# START OF MATERIAL SHOWN
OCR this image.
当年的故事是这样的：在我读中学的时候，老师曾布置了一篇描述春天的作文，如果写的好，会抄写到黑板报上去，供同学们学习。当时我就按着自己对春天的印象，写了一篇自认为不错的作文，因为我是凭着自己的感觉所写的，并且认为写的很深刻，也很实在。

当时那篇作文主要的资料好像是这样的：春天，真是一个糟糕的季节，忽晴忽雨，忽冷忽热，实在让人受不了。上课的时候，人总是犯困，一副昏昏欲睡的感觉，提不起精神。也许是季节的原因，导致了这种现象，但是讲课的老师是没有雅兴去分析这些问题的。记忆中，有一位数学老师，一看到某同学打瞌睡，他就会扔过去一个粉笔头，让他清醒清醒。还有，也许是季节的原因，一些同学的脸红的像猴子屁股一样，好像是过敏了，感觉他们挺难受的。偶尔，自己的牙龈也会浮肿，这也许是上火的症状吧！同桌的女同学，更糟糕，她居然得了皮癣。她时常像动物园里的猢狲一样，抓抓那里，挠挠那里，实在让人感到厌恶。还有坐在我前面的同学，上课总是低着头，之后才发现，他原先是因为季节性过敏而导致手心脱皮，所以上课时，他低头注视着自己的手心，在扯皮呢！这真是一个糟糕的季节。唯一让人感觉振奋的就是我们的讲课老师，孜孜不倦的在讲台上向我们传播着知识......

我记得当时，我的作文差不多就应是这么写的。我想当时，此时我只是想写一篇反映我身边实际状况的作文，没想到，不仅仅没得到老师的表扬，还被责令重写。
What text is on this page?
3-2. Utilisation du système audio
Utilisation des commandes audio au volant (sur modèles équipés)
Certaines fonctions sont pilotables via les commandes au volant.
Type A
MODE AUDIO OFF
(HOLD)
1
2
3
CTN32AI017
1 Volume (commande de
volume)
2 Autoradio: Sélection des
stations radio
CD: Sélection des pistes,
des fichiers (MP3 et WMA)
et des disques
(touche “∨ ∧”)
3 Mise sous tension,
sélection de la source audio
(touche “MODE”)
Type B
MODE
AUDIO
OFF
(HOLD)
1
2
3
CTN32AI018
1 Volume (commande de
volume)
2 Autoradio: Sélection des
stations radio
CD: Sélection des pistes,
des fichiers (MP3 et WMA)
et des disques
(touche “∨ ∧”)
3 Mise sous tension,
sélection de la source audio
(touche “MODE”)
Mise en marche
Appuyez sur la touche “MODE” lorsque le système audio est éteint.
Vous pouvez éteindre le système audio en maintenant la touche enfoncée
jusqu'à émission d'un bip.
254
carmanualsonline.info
# END OF MATERIAL SHOWN
* PROBLEM DESCRIPTION: Return all of the entries word for word.

* REPLY TO THE TASK:
OCR this image.
当年的故事是这样的：在我读中学的时候，老师曾布置了一篇描述春天的作文，如果写的好，会抄写到黑板报上去，供同学们学习。当时我就按着自己对春天的印象，写了一篇自认为不错的作文，因为我是凭着自己的感觉所写的，并且认为写的很深刻，也很实在。

当时那篇作文主要的资料好像是这样的：春天，真是一个糟糕的季节，忽晴忽雨，忽冷忽热，实在让人受不了。上课的时候，人总是犯困，一副昏昏欲睡的感觉，提不起精神。也许是季节的原因，导致了这种现象，但是讲课的老师是没有雅兴去分析这些问题的。记忆中，有一位数学老师，一看到某同学打瞌睡，他就会扔过去一个粉笔头，让他清醒清醒。还有，也许是季节的原因，一些同学的脸红的像猴子屁股一样，好像是过敏了，感觉他们挺难受的。偶尔，自己的牙龈也会浮肿，这也许是上火的症状吧！同桌的女同学，更糟糕，她居然得了皮癣。她时常像动物园里的猢狲一样，抓抓那里，挠挠那里，实在让人感到厌恶。还有坐在我前面的同学，上课总是低着头，之后才发现，他原先是因为季节性过敏而导致手心脱皮，所以上课时，他低头注视着自己的手心，在扯皮呢！这真是一个糟糕的季节。唯一让人感觉振奋的就是我们的讲课老师，孜孜不倦的在讲台上向我们传播着知识......

我记得当时，我的作文差不多就应是这么写的。我想当时，此时我只是想写一篇反映我身边实际状况的作文，没想到，不仅仅没得到老师的表扬，还被责令重写。
What text is on this page?
3-2. Utilisation du système audio
Utilisation des commandes audio au volant (sur modèles équipés)
Certaines fonctions sont pilotables via les commandes au volant.
Type A
MODE AUDIO OFF
(HOLD)
1
2
3
CTN32AI017
1 Volume (commande de
volume)
2 Autoradio: Sélection des
stations radio
CD: Sélection des pistes,
des fichiers (MP3 et WMA)
et des disques
(touche “∨ ∧”)
3 Mise sous tension,
sélection de la source audio
(touche “MODE”)
Type B
MODE
AUDIO
OFF
(HOLD)
1
2
3
CTN32AI018
1 Volume (commande de
volume)
2 Autoradio: Sélection des
stations radio
CD: Sélection des pistes,
des fichiers (MP3 et WMA)
et des disques
(touche “∨ ∧”)
3 Mise sous tension,
sélection de la source audio
(touche “MODE”)
Mise en marche
Appuyez sur la touche “MODE” lorsque le système audio est éteint.
Vous pouvez éteindre le système audio en maintenant la touche enfoncée
jusqu'à émission d'un bip.
254
carmanualsonline.info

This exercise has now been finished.